### SUPPLIED DATA

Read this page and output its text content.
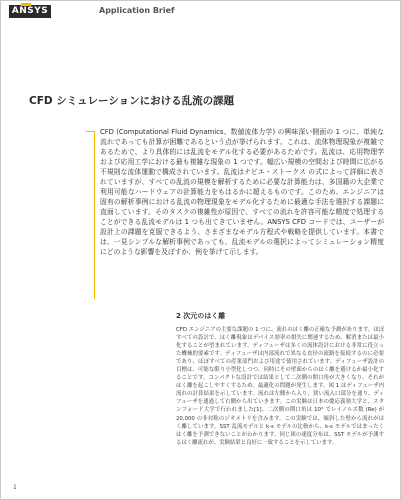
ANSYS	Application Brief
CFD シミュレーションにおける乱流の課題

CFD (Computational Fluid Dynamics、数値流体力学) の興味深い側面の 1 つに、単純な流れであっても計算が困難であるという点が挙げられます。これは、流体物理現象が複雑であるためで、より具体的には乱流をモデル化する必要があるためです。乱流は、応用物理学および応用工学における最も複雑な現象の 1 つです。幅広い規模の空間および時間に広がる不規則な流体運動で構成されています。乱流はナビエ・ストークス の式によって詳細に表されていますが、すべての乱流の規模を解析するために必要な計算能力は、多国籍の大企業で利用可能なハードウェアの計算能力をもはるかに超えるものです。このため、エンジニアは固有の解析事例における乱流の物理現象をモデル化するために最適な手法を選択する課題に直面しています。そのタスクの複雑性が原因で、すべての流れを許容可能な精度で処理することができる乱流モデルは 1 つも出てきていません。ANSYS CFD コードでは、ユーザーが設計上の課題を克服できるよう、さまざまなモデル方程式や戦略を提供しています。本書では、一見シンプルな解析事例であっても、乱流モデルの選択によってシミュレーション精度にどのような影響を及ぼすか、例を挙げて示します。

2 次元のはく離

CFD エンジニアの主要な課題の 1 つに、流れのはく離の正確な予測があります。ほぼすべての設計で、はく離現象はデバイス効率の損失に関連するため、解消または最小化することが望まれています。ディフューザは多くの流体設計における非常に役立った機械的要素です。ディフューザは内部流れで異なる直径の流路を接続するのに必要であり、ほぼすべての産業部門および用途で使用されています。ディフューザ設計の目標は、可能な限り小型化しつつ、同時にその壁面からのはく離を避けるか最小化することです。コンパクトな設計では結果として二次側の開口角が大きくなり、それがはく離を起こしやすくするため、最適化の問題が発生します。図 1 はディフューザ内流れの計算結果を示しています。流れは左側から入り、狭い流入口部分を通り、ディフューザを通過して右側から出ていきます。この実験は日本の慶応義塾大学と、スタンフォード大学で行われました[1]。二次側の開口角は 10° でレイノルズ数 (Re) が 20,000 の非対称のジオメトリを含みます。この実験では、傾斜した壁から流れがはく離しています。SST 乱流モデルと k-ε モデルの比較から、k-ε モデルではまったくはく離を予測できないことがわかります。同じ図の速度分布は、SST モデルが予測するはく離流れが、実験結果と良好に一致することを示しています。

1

...

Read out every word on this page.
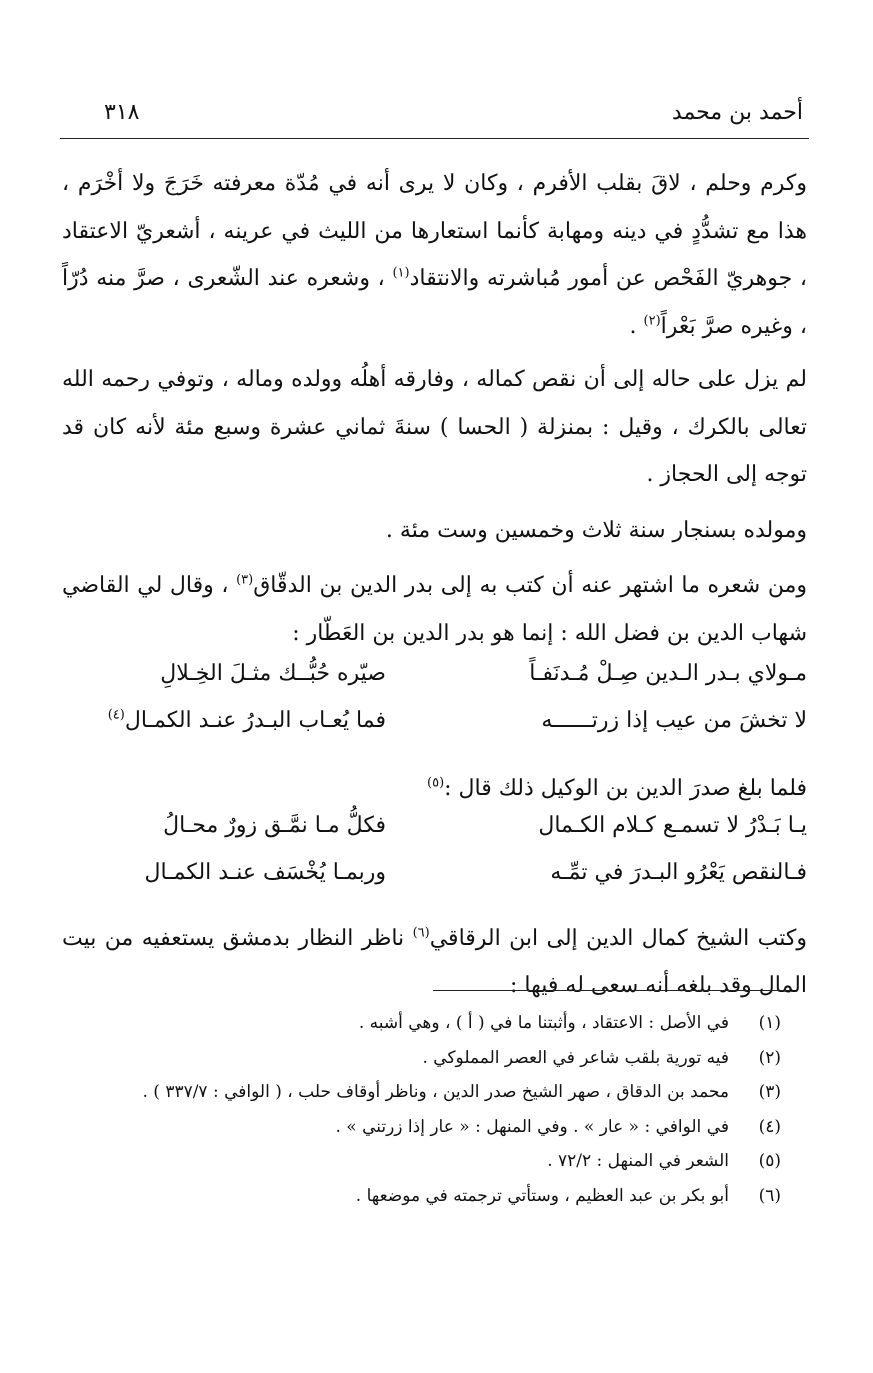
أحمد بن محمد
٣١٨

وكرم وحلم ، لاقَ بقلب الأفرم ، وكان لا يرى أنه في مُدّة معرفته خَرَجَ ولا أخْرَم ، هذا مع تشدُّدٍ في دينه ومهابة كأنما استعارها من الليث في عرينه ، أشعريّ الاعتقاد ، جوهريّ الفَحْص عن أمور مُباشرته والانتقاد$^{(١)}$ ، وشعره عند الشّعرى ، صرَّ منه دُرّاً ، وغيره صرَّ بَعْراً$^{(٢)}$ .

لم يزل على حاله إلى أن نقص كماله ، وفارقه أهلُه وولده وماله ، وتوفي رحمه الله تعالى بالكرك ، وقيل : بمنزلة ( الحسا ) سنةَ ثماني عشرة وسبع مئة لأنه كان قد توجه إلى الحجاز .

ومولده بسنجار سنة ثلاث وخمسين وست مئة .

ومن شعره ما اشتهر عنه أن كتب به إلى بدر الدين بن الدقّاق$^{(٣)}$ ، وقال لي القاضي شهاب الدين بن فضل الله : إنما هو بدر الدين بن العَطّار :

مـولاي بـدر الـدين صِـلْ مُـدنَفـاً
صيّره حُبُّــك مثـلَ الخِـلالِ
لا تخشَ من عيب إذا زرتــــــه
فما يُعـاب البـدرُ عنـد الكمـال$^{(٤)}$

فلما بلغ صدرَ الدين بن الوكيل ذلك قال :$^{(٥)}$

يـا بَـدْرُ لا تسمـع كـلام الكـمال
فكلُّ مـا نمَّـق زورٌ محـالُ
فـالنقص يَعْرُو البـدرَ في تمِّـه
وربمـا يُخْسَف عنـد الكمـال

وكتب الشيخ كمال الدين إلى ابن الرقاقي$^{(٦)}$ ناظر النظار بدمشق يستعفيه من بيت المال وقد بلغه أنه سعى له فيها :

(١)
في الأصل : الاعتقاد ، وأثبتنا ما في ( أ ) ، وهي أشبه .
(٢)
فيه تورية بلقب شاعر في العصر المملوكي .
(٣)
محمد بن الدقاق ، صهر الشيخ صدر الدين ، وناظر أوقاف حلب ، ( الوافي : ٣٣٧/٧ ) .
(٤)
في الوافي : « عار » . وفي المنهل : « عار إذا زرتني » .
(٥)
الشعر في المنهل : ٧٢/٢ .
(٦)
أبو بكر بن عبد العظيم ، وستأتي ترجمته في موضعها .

### PROBLEM DESCRIPTION
A line counts if it holds the word "الاعتقاد". How many lines of the entries count? Give the number only.

### THE RESULT
2